→ **PROBLEM TO WORK ON**:
Leave out the pictures and copy every record exactly.

→ **DATA SHOWN**:
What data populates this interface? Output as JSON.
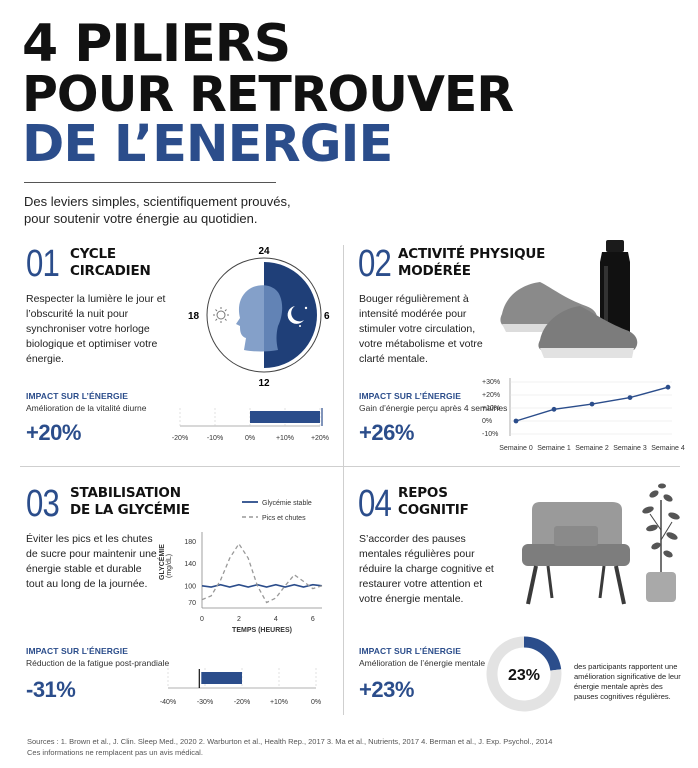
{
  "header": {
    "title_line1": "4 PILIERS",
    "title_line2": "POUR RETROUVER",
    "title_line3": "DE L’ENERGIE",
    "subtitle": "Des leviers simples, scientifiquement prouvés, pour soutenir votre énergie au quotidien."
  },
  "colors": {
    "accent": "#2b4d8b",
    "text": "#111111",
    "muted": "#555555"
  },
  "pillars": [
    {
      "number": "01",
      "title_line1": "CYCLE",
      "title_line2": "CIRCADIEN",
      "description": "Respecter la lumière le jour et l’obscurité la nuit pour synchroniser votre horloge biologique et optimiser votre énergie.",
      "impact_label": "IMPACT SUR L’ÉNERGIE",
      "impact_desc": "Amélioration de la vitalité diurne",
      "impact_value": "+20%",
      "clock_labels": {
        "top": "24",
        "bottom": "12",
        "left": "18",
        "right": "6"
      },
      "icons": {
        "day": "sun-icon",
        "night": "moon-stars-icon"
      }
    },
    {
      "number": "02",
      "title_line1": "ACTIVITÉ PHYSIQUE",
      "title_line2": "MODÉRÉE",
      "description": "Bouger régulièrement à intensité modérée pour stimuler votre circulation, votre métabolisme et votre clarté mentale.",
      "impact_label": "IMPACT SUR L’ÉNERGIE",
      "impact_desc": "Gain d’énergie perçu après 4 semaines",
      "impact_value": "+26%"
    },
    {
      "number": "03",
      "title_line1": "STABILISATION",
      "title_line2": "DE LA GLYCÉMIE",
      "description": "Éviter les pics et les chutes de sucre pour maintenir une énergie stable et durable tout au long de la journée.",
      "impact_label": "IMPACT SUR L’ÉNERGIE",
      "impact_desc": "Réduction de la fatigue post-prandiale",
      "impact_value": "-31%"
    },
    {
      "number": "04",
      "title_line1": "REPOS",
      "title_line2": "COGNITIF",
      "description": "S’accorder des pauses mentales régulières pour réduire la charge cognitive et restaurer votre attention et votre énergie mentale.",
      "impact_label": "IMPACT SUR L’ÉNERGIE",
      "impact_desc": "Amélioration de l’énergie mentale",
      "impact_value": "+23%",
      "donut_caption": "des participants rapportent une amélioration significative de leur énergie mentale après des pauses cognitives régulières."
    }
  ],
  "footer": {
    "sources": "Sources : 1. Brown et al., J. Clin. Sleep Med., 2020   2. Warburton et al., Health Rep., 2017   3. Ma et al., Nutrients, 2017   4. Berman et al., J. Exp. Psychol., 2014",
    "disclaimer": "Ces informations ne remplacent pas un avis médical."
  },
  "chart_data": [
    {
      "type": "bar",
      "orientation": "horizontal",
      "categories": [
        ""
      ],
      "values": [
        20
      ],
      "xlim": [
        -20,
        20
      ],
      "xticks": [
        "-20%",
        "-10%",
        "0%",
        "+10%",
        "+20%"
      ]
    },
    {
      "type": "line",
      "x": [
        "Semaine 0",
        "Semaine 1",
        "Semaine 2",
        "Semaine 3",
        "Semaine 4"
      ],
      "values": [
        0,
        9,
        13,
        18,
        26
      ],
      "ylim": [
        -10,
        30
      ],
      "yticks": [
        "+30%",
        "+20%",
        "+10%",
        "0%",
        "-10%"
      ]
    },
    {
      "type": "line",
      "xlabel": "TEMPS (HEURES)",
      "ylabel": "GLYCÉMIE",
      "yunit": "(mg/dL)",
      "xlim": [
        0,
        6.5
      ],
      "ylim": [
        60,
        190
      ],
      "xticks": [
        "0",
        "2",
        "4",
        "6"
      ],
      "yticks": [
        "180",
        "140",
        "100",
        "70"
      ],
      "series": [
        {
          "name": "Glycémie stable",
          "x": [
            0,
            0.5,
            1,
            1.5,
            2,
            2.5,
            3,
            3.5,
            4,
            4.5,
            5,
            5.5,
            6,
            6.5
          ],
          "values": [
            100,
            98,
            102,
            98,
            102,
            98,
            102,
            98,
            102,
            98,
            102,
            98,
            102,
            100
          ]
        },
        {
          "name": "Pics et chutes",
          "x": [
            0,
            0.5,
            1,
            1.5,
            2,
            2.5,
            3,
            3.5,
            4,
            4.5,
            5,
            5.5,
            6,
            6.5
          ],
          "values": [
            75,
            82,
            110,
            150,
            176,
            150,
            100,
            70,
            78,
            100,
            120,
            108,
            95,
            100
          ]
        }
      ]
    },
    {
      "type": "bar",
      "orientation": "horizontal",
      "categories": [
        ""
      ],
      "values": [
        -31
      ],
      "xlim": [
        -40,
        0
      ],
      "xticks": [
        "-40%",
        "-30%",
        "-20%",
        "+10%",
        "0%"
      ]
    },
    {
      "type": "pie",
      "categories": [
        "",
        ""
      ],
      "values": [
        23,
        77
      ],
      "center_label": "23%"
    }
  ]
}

→ **ANSWER IN FULL**:
What data populates this interface? Output as JSON.
{
  "header": {
    "title_line1": "4 PILIERS",
    "title_line2": "POUR RETROUVER",
    "title_line3": "DE L’ENERGIE",
    "subtitle": "Des leviers simples, scientifiquement prouvés, pour soutenir votre énergie au quotidien."
  },
  "colors": {
    "accent": "#2b4d8b",
    "text": "#111111",
    "muted": "#555555"
  },
  "pillars": [
    {
      "number": "01",
      "title_line1": "CYCLE",
      "title_line2": "CIRCADIEN",
      "description": "Respecter la lumière le jour et l’obscurité la nuit pour synchroniser votre horloge biologique et optimiser votre énergie.",
      "impact_label": "IMPACT SUR L’ÉNERGIE",
      "impact_desc": "Amélioration de la vitalité diurne",
      "impact_value": "+20%",
      "clock_labels": {
        "top": "24",
        "bottom": "12",
        "left": "18",
        "right": "6"
      },
      "icons": {
        "day": "sun-icon",
        "night": "moon-stars-icon"
      }
    },
    {
      "number": "02",
      "title_line1": "ACTIVITÉ PHYSIQUE",
      "title_line2": "MODÉRÉE",
      "description": "Bouger régulièrement à intensité modérée pour stimuler votre circulation, votre métabolisme et votre clarté mentale.",
      "impact_label": "IMPACT SUR L’ÉNERGIE",
      "impact_desc": "Gain d’énergie perçu après 4 semaines",
      "impact_value": "+26%"
    },
    {
      "number": "03",
      "title_line1": "STABILISATION",
      "title_line2": "DE LA GLYCÉMIE",
      "description": "Éviter les pics et les chutes de sucre pour maintenir une énergie stable et durable tout au long de la journée.",
      "impact_label": "IMPACT SUR L’ÉNERGIE",
      "impact_desc": "Réduction de la fatigue post-prandiale",
      "impact_value": "-31%"
    },
    {
      "number": "04",
      "title_line1": "REPOS",
      "title_line2": "COGNITIF",
      "description": "S’accorder des pauses mentales régulières pour réduire la charge cognitive et restaurer votre attention et votre énergie mentale.",
      "impact_label": "IMPACT SUR L’ÉNERGIE",
      "impact_desc": "Amélioration de l’énergie mentale",
      "impact_value": "+23%",
      "donut_caption": "des participants rapportent une amélioration significative de leur énergie mentale après des pauses cognitives régulières."
    }
  ],
  "footer": {
    "sources": "Sources : 1. Brown et al., J. Clin. Sleep Med., 2020   2. Warburton et al., Health Rep., 2017   3. Ma et al., Nutrients, 2017   4. Berman et al., J. Exp. Psychol., 2014",
    "disclaimer": "Ces informations ne remplacent pas un avis médical."
  },
  "chart_data": [
    {
      "type": "bar",
      "orientation": "horizontal",
      "categories": [
        ""
      ],
      "values": [
        20
      ],
      "xlim": [
        -20,
        20
      ],
      "xticks": [
        "-20%",
        "-10%",
        "0%",
        "+10%",
        "+20%"
      ]
    },
    {
      "type": "line",
      "x": [
        "Semaine 0",
        "Semaine 1",
        "Semaine 2",
        "Semaine 3",
        "Semaine 4"
      ],
      "values": [
        0,
        9,
        13,
        18,
        26
      ],
      "ylim": [
        -10,
        30
      ],
      "yticks": [
        "+30%",
        "+20%",
        "+10%",
        "0%",
        "-10%"
      ]
    },
    {
      "type": "line",
      "xlabel": "TEMPS (HEURES)",
      "ylabel": "GLYCÉMIE",
      "yunit": "(mg/dL)",
      "xlim": [
        0,
        6.5
      ],
      "ylim": [
        60,
        190
      ],
      "xticks": [
        "0",
        "2",
        "4",
        "6"
      ],
      "yticks": [
        "180",
        "140",
        "100",
        "70"
      ],
      "series": [
        {
          "name": "Glycémie stable",
          "x": [
            0,
            0.5,
            1,
            1.5,
            2,
            2.5,
            3,
            3.5,
            4,
            4.5,
            5,
            5.5,
            6,
            6.5
          ],
          "values": [
            100,
            98,
            102,
            98,
            102,
            98,
            102,
            98,
            102,
            98,
            102,
            98,
            102,
            100
          ]
        },
        {
          "name": "Pics et chutes",
          "x": [
            0,
            0.5,
            1,
            1.5,
            2,
            2.5,
            3,
            3.5,
            4,
            4.5,
            5,
            5.5,
            6,
            6.5
          ],
          "values": [
            75,
            82,
            110,
            150,
            176,
            150,
            100,
            70,
            78,
            100,
            120,
            108,
            95,
            100
          ]
        }
      ]
    },
    {
      "type": "bar",
      "orientation": "horizontal",
      "categories": [
        ""
      ],
      "values": [
        -31
      ],
      "xlim": [
        -40,
        0
      ],
      "xticks": [
        "-40%",
        "-30%",
        "-20%",
        "+10%",
        "0%"
      ]
    },
    {
      "type": "pie",
      "categories": [
        "",
        ""
      ],
      "values": [
        23,
        77
      ],
      "center_label": "23%"
    }
  ]
}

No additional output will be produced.